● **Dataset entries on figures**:
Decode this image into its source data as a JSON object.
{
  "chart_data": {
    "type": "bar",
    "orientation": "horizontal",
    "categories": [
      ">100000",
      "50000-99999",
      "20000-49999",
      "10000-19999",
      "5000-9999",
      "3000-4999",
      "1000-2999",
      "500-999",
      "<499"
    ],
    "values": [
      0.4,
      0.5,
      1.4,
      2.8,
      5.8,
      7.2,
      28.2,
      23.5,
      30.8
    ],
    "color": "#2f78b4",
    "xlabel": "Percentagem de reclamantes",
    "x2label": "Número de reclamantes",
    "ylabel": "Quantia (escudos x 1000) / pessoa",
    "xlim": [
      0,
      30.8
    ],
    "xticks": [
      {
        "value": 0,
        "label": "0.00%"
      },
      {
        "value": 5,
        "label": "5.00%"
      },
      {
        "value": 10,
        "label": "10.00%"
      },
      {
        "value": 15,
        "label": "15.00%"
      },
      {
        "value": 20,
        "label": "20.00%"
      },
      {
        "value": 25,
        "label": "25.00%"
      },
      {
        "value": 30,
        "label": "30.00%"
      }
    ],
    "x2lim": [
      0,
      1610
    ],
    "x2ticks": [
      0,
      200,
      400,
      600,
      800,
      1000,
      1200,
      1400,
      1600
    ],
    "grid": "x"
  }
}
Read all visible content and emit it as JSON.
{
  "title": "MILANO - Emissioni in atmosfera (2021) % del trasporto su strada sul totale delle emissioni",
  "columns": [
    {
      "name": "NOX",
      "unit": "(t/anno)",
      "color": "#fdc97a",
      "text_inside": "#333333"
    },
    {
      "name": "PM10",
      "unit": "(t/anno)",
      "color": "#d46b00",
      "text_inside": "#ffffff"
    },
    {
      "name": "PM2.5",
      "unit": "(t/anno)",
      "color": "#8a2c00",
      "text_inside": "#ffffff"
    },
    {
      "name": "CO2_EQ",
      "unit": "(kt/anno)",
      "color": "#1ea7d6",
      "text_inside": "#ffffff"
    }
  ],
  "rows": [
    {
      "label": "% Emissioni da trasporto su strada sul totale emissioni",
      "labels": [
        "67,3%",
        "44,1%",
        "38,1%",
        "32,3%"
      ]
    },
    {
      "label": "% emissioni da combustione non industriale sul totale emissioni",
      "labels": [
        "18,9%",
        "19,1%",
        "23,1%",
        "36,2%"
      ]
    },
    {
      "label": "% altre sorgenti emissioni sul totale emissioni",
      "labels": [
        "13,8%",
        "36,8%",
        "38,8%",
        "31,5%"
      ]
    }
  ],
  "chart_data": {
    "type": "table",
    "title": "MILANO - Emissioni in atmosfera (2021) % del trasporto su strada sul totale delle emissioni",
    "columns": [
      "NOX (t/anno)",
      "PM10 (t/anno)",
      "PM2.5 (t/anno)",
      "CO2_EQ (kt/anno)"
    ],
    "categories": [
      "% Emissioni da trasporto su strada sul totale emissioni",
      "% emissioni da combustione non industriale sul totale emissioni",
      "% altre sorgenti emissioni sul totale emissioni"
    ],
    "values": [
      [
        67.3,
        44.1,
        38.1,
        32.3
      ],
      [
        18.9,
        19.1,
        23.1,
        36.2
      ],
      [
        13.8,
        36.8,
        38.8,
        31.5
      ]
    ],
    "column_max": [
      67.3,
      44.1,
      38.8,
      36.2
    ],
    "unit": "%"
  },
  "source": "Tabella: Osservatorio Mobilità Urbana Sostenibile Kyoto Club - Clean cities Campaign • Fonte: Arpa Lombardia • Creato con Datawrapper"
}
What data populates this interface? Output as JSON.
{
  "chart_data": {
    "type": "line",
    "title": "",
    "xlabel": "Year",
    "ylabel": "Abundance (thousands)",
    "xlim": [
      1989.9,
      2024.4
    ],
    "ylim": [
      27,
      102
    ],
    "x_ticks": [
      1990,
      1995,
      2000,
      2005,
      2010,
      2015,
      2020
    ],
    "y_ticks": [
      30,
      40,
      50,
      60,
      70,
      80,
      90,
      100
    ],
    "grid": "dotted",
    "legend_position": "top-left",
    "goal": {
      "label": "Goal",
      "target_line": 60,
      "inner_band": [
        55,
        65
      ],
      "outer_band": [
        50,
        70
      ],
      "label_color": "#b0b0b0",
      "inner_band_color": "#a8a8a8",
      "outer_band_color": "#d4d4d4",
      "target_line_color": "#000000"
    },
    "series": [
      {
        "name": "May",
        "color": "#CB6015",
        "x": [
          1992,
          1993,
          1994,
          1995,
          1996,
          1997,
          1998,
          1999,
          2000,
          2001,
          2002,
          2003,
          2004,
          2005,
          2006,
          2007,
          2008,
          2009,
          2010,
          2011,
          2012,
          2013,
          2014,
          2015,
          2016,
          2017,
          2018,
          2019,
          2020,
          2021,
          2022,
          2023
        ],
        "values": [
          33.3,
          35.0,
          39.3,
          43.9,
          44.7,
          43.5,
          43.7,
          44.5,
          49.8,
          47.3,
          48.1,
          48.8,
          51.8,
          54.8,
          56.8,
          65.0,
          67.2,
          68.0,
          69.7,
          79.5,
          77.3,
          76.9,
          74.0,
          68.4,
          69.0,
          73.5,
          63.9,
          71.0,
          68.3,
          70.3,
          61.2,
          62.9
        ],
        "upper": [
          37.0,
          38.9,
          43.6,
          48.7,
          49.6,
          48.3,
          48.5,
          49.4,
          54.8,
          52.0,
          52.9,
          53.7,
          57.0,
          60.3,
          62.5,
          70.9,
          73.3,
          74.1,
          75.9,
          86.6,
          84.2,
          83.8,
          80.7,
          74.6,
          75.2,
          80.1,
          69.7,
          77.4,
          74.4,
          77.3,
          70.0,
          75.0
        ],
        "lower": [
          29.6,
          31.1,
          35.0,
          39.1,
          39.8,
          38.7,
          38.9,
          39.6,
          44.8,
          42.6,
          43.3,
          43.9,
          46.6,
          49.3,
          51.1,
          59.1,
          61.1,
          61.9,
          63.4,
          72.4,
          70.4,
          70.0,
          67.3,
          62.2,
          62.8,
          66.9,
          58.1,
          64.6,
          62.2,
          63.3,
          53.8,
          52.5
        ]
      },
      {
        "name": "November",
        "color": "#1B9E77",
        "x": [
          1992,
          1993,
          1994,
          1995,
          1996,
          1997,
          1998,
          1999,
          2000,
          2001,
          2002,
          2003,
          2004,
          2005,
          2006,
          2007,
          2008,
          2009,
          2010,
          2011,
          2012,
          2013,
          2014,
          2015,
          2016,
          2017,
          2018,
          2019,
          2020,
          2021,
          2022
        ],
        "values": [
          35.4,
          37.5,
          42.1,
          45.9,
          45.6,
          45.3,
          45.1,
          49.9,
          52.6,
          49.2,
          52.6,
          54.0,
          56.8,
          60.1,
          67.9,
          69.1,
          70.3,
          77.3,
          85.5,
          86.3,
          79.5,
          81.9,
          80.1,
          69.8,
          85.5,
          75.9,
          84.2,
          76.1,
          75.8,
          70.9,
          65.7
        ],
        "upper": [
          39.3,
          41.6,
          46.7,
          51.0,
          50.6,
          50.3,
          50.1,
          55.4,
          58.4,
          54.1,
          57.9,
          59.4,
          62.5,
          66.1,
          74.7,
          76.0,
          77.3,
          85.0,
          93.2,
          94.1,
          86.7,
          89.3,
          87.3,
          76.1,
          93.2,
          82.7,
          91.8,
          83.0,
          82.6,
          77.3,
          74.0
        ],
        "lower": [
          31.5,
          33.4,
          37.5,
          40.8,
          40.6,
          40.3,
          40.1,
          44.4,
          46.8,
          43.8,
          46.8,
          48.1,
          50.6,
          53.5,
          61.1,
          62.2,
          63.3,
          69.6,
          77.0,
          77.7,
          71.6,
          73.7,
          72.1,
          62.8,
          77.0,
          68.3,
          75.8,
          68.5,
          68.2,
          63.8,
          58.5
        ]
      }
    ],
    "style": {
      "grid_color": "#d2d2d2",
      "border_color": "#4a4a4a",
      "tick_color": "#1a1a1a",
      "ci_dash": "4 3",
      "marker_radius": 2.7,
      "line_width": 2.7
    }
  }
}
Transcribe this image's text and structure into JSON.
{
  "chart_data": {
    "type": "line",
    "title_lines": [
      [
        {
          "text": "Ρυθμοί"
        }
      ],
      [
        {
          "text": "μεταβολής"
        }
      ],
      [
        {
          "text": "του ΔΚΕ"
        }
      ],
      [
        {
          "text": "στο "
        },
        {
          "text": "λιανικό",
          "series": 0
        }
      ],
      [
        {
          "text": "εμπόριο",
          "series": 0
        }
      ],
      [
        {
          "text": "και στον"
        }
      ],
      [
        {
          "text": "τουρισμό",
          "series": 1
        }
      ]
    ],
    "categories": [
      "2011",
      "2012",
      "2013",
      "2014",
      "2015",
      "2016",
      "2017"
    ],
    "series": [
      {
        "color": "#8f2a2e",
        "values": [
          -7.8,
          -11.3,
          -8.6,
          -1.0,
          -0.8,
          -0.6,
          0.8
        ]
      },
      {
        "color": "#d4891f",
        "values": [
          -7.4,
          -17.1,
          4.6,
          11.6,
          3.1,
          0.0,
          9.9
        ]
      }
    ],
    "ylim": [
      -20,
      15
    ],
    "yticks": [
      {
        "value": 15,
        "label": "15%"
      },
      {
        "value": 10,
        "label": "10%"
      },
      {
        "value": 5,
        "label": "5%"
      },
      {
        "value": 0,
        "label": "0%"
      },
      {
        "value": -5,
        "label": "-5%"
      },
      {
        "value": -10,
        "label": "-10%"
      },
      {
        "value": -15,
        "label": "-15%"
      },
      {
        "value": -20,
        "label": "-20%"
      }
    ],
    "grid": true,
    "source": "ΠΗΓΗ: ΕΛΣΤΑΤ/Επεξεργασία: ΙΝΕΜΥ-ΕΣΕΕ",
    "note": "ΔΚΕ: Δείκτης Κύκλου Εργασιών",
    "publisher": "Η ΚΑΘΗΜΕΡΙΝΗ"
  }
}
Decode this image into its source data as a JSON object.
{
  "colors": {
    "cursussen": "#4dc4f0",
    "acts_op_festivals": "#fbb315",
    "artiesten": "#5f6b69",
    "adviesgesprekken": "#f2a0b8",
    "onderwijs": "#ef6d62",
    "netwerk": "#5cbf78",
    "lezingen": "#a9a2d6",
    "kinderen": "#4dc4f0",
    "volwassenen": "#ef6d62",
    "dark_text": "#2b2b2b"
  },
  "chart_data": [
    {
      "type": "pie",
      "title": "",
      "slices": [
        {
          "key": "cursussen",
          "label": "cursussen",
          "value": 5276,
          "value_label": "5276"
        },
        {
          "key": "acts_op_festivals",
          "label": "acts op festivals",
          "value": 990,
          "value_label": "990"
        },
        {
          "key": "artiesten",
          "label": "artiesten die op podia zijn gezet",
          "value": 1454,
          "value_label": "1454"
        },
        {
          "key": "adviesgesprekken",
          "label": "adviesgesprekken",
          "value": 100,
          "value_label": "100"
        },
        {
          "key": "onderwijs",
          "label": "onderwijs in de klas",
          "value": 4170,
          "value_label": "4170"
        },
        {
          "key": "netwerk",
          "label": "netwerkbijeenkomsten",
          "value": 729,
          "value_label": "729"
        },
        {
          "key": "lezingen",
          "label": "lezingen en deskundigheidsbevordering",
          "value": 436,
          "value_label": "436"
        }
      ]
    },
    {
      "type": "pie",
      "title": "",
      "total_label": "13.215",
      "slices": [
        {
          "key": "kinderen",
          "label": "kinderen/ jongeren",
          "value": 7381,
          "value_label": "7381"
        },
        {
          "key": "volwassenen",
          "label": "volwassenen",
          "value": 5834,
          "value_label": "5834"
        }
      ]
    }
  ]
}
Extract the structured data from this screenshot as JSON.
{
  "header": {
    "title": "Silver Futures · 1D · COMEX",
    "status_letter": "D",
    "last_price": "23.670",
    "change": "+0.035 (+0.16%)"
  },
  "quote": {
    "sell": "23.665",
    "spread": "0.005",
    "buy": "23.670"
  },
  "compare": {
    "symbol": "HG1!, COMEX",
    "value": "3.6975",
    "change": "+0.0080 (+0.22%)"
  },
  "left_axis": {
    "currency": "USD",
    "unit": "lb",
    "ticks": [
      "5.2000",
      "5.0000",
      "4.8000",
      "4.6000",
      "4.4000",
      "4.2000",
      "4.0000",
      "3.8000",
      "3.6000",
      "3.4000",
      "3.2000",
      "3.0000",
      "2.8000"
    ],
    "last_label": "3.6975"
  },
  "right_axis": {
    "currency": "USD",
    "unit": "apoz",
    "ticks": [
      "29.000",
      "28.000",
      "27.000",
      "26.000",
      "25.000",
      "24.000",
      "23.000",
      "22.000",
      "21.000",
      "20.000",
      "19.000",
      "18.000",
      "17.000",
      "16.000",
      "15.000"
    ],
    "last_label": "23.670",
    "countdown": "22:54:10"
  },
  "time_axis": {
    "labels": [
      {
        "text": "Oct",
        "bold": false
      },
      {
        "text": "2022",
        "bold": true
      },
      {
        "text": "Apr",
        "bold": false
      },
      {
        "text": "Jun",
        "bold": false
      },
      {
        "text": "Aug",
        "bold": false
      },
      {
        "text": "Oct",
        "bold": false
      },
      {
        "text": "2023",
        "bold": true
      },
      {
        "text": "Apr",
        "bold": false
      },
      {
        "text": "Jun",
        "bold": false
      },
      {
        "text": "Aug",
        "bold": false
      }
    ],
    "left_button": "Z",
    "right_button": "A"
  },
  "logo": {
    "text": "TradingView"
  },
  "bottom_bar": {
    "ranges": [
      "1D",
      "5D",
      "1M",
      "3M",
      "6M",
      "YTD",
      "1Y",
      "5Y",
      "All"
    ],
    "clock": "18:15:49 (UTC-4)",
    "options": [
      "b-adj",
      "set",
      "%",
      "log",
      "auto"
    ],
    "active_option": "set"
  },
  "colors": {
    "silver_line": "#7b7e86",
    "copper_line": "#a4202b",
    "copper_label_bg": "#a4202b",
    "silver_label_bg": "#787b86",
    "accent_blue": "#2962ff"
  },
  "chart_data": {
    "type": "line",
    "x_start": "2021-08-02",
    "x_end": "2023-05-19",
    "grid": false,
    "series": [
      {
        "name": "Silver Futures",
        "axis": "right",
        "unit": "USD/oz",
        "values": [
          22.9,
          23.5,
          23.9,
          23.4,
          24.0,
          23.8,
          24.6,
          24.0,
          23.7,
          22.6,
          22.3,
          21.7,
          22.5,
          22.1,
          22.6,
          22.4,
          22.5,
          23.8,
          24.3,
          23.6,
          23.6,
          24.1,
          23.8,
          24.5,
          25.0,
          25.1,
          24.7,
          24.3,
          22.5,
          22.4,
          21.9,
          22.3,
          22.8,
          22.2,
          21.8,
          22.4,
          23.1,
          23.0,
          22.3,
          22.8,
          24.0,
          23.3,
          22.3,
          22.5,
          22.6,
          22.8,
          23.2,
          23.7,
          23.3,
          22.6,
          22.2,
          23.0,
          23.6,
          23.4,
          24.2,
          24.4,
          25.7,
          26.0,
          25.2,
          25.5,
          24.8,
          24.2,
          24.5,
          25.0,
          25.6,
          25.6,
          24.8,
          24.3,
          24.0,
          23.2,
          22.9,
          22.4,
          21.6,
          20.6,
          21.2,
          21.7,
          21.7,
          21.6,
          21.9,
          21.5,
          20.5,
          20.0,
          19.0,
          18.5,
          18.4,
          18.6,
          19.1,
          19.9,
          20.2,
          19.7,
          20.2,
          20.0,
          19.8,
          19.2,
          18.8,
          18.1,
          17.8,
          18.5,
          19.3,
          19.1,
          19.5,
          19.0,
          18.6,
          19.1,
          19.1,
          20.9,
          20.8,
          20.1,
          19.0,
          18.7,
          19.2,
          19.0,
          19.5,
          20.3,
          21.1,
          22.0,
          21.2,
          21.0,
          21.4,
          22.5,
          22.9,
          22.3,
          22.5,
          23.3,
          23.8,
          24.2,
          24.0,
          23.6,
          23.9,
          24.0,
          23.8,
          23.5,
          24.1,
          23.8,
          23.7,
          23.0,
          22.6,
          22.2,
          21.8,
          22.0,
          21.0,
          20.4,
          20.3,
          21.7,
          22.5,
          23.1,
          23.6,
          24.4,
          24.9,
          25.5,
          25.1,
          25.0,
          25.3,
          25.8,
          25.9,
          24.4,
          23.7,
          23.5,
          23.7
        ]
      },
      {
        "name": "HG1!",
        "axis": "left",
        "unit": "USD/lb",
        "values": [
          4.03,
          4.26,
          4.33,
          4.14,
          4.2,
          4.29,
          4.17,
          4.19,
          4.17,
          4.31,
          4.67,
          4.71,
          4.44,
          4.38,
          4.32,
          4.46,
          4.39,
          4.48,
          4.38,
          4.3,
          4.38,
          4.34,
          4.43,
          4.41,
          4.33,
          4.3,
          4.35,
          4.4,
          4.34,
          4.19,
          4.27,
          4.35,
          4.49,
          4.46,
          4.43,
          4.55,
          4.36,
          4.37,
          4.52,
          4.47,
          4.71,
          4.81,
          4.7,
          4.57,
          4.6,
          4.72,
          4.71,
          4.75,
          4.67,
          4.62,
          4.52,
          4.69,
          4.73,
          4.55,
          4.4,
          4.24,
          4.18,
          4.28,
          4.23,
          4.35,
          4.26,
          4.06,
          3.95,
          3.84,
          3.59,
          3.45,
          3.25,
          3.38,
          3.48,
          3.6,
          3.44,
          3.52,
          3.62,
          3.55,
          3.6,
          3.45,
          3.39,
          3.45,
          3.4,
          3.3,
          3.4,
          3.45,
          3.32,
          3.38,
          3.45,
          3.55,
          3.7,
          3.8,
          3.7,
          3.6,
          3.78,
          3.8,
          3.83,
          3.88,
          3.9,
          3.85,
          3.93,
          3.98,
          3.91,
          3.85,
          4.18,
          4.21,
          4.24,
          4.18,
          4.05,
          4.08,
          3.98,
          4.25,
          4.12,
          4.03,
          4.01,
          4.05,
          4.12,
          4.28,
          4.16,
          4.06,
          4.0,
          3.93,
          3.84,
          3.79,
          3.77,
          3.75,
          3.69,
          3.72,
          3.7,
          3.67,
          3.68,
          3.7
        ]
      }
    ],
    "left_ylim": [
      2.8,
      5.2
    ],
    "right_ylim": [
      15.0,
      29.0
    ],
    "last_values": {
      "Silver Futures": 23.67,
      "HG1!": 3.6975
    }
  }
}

● **SHORT PROBLEM**:
Out of the records, collect only those lines that contain the string "strada".

● **FULL ANSWER**:
  "title": "MILANO - Emissioni in atmosfera (2021) % del trasporto su strada sul totale delle emissioni",
      "label": "% Emissioni da trasporto su strada sul totale emissioni",
    "title": "MILANO - Emissioni in atmosfera (2021) % del trasporto su strada sul totale delle emissioni",
      "% Emissioni da trasporto su strada sul totale emissioni",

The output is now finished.